[Element position data]
++++++++

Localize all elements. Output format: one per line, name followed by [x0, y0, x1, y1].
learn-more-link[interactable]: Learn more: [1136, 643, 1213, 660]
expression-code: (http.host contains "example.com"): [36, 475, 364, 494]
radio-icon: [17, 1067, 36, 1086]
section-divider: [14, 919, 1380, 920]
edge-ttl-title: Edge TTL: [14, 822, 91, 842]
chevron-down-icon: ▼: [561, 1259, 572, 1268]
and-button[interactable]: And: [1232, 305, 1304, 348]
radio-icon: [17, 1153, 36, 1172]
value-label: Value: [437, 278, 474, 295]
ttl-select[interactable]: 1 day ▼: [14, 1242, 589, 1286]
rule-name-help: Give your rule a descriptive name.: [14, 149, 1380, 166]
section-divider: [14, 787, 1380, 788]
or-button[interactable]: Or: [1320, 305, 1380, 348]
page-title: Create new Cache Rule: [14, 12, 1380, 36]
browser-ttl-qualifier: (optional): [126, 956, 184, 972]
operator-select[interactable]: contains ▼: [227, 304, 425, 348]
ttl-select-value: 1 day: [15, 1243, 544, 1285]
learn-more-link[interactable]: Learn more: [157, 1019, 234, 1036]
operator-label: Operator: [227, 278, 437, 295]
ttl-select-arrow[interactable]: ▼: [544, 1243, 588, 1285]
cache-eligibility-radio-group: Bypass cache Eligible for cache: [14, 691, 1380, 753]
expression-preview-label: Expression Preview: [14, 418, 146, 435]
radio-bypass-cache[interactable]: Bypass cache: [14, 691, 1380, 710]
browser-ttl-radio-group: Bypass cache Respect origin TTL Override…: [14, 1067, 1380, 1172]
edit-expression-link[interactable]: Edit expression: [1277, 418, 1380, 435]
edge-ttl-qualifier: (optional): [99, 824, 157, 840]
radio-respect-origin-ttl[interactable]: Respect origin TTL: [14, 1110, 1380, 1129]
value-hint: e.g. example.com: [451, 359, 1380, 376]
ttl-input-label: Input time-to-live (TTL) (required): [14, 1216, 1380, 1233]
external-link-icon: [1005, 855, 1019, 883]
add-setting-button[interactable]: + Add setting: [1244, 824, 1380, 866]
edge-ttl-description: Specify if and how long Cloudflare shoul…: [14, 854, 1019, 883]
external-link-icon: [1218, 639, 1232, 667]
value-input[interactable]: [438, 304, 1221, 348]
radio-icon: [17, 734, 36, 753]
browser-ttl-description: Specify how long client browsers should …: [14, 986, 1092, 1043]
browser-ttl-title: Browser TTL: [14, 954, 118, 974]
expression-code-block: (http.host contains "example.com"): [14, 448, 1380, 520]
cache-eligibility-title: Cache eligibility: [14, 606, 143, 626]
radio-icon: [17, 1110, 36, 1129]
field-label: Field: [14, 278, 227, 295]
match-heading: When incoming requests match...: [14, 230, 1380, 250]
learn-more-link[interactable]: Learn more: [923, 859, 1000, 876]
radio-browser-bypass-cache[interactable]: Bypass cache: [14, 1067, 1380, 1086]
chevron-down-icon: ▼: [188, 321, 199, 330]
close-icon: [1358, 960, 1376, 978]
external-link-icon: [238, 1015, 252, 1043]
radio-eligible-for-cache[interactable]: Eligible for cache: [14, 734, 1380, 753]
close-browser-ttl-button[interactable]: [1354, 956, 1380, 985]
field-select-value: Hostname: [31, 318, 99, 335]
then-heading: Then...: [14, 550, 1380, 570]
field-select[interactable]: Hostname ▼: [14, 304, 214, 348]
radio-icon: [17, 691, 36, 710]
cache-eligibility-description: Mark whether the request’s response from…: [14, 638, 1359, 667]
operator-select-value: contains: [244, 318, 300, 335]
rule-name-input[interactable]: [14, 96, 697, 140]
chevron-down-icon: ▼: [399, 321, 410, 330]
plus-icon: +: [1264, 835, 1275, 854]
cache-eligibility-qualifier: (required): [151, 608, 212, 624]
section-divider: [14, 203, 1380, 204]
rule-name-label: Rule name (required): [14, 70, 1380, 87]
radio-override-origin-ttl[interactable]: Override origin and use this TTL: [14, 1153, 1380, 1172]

++++++++

■ What you will do:
Reproduce the records without changes from their first line through the line that contains "418, 1380, 435]", including both ends.

■ Answer for this exercise:
Localize all elements. Output format: one per line, name followed by [x0, y0, x1, y1].
learn-more-link[interactable]: Learn more: [1136, 643, 1213, 660]
expression-code: (http.host contains "example.com"): [36, 475, 364, 494]
radio-icon: [17, 1067, 36, 1086]
section-divider: [14, 919, 1380, 920]
edge-ttl-title: Edge TTL: [14, 822, 91, 842]
chevron-down-icon: ▼: [561, 1259, 572, 1268]
and-button[interactable]: And: [1232, 305, 1304, 348]
radio-icon: [17, 1153, 36, 1172]
value-label: Value: [437, 278, 474, 295]
ttl-select[interactable]: 1 day ▼: [14, 1242, 589, 1286]
rule-name-help: Give your rule a descriptive name.: [14, 149, 1380, 166]
section-divider: [14, 787, 1380, 788]
or-button[interactable]: Or: [1320, 305, 1380, 348]
page-title: Create new Cache Rule: [14, 12, 1380, 36]
browser-ttl-qualifier: (optional): [126, 956, 184, 972]
operator-select[interactable]: contains ▼: [227, 304, 425, 348]
ttl-select-value: 1 day: [15, 1243, 544, 1285]
learn-more-link[interactable]: Learn more: [157, 1019, 234, 1036]
operator-label: Operator: [227, 278, 437, 295]
ttl-select-arrow[interactable]: ▼: [544, 1243, 588, 1285]
cache-eligibility-radio-group: Bypass cache Eligible for cache: [14, 691, 1380, 753]
expression-preview-label: Expression Preview: [14, 418, 146, 435]
radio-bypass-cache[interactable]: Bypass cache: [14, 691, 1380, 710]
browser-ttl-radio-group: Bypass cache Respect origin TTL Override…: [14, 1067, 1380, 1172]
edit-expression-link[interactable]: Edit expression: [1277, 418, 1380, 435]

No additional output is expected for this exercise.